Seek out every line containing the word "JSON", and copy each.

## start

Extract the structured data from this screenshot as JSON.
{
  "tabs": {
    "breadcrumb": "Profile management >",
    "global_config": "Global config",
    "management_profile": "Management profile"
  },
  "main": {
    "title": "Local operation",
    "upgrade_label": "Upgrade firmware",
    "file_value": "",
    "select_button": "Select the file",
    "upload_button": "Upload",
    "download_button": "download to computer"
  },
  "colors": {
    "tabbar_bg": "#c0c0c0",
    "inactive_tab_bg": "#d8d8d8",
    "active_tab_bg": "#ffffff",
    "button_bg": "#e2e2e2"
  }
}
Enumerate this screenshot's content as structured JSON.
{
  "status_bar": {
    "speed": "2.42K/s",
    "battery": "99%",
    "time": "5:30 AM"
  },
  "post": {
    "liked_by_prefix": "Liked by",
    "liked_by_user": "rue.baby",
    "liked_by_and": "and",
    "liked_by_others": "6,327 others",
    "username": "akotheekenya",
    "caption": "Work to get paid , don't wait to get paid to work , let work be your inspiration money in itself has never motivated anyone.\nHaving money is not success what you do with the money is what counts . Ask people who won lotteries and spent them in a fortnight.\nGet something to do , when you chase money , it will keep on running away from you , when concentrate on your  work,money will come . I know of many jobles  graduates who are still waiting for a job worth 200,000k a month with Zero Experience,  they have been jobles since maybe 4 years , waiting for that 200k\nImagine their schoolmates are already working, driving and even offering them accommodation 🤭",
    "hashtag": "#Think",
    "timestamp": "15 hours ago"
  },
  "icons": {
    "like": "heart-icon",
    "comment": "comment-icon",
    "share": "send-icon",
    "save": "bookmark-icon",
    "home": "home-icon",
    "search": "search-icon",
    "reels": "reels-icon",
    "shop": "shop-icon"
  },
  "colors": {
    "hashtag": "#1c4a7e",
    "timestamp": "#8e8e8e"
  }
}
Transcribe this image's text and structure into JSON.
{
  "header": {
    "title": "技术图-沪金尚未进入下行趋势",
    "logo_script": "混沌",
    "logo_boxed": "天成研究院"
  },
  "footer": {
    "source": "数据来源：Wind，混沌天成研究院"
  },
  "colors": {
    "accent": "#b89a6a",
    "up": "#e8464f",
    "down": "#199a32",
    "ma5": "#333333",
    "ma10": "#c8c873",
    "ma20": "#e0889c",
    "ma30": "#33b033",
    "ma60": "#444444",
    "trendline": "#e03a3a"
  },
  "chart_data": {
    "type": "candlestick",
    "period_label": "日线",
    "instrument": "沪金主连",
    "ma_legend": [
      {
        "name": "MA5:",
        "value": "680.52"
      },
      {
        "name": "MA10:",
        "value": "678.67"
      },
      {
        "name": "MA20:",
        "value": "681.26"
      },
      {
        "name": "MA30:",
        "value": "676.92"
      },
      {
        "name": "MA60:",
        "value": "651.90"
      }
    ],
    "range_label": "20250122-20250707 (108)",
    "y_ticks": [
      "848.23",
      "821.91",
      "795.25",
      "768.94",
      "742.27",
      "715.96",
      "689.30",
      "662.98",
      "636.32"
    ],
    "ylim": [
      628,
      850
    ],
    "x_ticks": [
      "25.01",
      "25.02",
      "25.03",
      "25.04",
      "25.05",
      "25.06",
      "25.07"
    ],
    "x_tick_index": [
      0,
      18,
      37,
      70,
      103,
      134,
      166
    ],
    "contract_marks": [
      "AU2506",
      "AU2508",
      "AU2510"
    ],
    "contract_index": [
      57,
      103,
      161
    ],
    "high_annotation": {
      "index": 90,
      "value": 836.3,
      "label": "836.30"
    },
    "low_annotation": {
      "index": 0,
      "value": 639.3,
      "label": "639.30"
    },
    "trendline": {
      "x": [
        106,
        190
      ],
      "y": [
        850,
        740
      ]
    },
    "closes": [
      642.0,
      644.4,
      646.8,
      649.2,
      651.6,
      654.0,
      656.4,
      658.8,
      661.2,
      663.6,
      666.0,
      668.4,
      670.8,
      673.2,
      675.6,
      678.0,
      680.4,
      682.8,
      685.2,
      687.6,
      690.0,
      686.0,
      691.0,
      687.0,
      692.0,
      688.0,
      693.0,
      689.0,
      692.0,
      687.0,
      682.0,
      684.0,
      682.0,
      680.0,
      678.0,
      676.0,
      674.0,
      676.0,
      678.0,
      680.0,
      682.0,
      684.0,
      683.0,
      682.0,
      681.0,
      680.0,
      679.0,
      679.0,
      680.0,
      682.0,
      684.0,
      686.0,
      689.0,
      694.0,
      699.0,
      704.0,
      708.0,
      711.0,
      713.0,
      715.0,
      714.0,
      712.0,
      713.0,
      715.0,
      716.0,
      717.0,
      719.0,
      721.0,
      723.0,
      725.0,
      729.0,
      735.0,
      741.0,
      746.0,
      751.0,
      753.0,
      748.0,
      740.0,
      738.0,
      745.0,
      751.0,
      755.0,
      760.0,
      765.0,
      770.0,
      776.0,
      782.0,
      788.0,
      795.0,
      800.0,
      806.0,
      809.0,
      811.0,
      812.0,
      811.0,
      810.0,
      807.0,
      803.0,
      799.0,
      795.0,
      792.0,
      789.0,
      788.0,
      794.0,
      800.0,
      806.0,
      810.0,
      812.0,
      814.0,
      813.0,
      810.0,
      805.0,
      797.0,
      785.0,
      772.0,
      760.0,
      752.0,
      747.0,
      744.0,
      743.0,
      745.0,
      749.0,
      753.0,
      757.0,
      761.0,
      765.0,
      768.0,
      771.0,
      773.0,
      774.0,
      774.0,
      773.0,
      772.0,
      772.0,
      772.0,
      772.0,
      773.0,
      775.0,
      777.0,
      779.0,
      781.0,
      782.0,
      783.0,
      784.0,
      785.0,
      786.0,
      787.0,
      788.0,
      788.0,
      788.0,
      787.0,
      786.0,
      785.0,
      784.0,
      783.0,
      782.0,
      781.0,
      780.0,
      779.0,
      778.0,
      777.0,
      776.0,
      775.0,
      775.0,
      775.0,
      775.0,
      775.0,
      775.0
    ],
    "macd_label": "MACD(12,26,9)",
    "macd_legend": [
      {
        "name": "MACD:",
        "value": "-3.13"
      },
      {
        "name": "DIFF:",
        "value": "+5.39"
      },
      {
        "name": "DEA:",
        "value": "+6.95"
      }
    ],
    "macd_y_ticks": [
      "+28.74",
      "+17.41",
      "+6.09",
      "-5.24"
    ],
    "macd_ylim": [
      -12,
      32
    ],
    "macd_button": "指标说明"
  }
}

## end

TASK RESPONSE:
Extract the structured data from this screenshot as JSON.
Enumerate this screenshot's content as structured JSON.
Transcribe this image's text and structure into JSON.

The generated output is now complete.